What needs to be done: Print each line of the listing once more, precisely as given.

Dataset items:

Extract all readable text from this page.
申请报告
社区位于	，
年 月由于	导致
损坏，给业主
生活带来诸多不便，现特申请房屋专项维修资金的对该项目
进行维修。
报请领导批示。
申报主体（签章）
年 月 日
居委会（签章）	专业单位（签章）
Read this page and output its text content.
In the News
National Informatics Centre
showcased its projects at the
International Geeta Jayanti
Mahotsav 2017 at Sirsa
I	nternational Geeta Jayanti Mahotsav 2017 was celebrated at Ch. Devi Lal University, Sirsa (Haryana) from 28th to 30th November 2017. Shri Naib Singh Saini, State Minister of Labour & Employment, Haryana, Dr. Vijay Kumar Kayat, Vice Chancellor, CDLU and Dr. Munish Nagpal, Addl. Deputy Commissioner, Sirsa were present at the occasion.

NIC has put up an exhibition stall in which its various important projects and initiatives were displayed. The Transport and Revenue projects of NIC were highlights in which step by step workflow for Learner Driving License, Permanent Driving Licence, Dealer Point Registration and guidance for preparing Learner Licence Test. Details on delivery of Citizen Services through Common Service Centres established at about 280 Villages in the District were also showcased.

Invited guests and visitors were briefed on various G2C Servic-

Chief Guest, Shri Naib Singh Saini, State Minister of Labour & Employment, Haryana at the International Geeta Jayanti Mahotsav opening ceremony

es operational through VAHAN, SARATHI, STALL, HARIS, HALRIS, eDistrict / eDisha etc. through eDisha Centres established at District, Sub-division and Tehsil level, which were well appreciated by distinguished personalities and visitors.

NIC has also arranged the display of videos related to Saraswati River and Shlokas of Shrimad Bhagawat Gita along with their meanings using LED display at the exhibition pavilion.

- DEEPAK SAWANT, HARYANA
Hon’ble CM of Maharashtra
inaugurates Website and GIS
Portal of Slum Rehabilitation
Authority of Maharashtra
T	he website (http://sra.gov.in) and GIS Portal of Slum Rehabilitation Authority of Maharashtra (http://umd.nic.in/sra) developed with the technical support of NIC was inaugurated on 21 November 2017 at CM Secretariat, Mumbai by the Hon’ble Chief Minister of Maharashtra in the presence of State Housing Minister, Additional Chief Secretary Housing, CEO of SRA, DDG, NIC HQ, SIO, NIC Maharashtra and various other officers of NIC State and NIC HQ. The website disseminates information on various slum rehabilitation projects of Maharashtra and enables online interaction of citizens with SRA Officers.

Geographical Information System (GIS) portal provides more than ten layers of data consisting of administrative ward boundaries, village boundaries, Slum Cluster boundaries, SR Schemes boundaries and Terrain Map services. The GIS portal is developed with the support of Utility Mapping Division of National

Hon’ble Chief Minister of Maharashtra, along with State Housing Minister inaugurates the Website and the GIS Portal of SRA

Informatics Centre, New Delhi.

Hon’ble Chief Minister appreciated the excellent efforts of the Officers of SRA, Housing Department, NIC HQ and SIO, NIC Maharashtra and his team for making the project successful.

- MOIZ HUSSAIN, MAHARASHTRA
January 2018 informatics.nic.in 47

Written solution:
Extract all readable text from this page.
申请报告
社区位于	，
年 月由于	导致
损坏，给业主
生活带来诸多不便，现特申请房屋专项维修资金的对该项目
进行维修。
报请领导批示。
申报主体（签章）
年 月 日
居委会（签章）	专业单位（签章）
Read this page and output its text content.
In the News
National Informatics Centre
showcased its projects at the
International Geeta Jayanti
Mahotsav 2017 at Sirsa
I	nternational Geeta Jayanti Mahotsav 2017 was celebrated at Ch. Devi Lal University, Sirsa (Haryana) from 28th to 30th November 2017. Shri Naib Singh Saini, State Minister of Labour & Employment, Haryana, Dr. Vijay Kumar Kayat, Vice Chancellor, CDLU and Dr. Munish Nagpal, Addl. Deputy Commissioner, Sirsa were present at the occasion.

NIC has put up an exhibition stall in which its various important projects and initiatives were displayed. The Transport and Revenue projects of NIC were highlights in which step by step workflow for Learner Driving License, Permanent Driving Licence, Dealer Point Registration and guidance for preparing Learner Licence Test. Details on delivery of Citizen Services through Common Service Centres established at about 280 Villages in the District were also showcased.

Invited guests and visitors were briefed on various G2C Servic-

Chief Guest, Shri Naib Singh Saini, State Minister of Labour & Employment, Haryana at the International Geeta Jayanti Mahotsav opening ceremony

es operational through VAHAN, SARATHI, STALL, HARIS, HALRIS, eDistrict / eDisha etc. through eDisha Centres established at District, Sub-division and Tehsil level, which were well appreciated by distinguished personalities and visitors.

NIC has also arranged the display of videos related to Saraswati River and Shlokas of Shrimad Bhagawat Gita along with their meanings using LED display at the exhibition pavilion.

- DEEPAK SAWANT, HARYANA
Hon’ble CM of Maharashtra
inaugurates Website and GIS
Portal of Slum Rehabilitation
Authority of Maharashtra
T	he website (http://sra.gov.in) and GIS Portal of Slum Rehabilitation Authority of Maharashtra (http://umd.nic.in/sra) developed with the technical support of NIC was inaugurated on 21 November 2017 at CM Secretariat, Mumbai by the Hon’ble Chief Minister of Maharashtra in the presence of State Housing Minister, Additional Chief Secretary Housing, CEO of SRA, DDG, NIC HQ, SIO, NIC Maharashtra and various other officers of NIC State and NIC HQ. The website disseminates information on various slum rehabilitation projects of Maharashtra and enables online interaction of citizens with SRA Officers.

Geographical Information System (GIS) portal provides more than ten layers of data consisting of administrative ward boundaries, village boundaries, Slum Cluster boundaries, SR Schemes boundaries and Terrain Map services. The GIS portal is developed with the support of Utility Mapping Division of National

Hon’ble Chief Minister of Maharashtra, along with State Housing Minister inaugurates the Website and the GIS Portal of SRA

Informatics Centre, New Delhi.

Hon’ble Chief Minister appreciated the excellent efforts of the Officers of SRA, Housing Department, NIC HQ and SIO, NIC Maharashtra and his team for making the project successful.

- MOIZ HUSSAIN, MAHARASHTRA
January 2018 informatics.nic.in 47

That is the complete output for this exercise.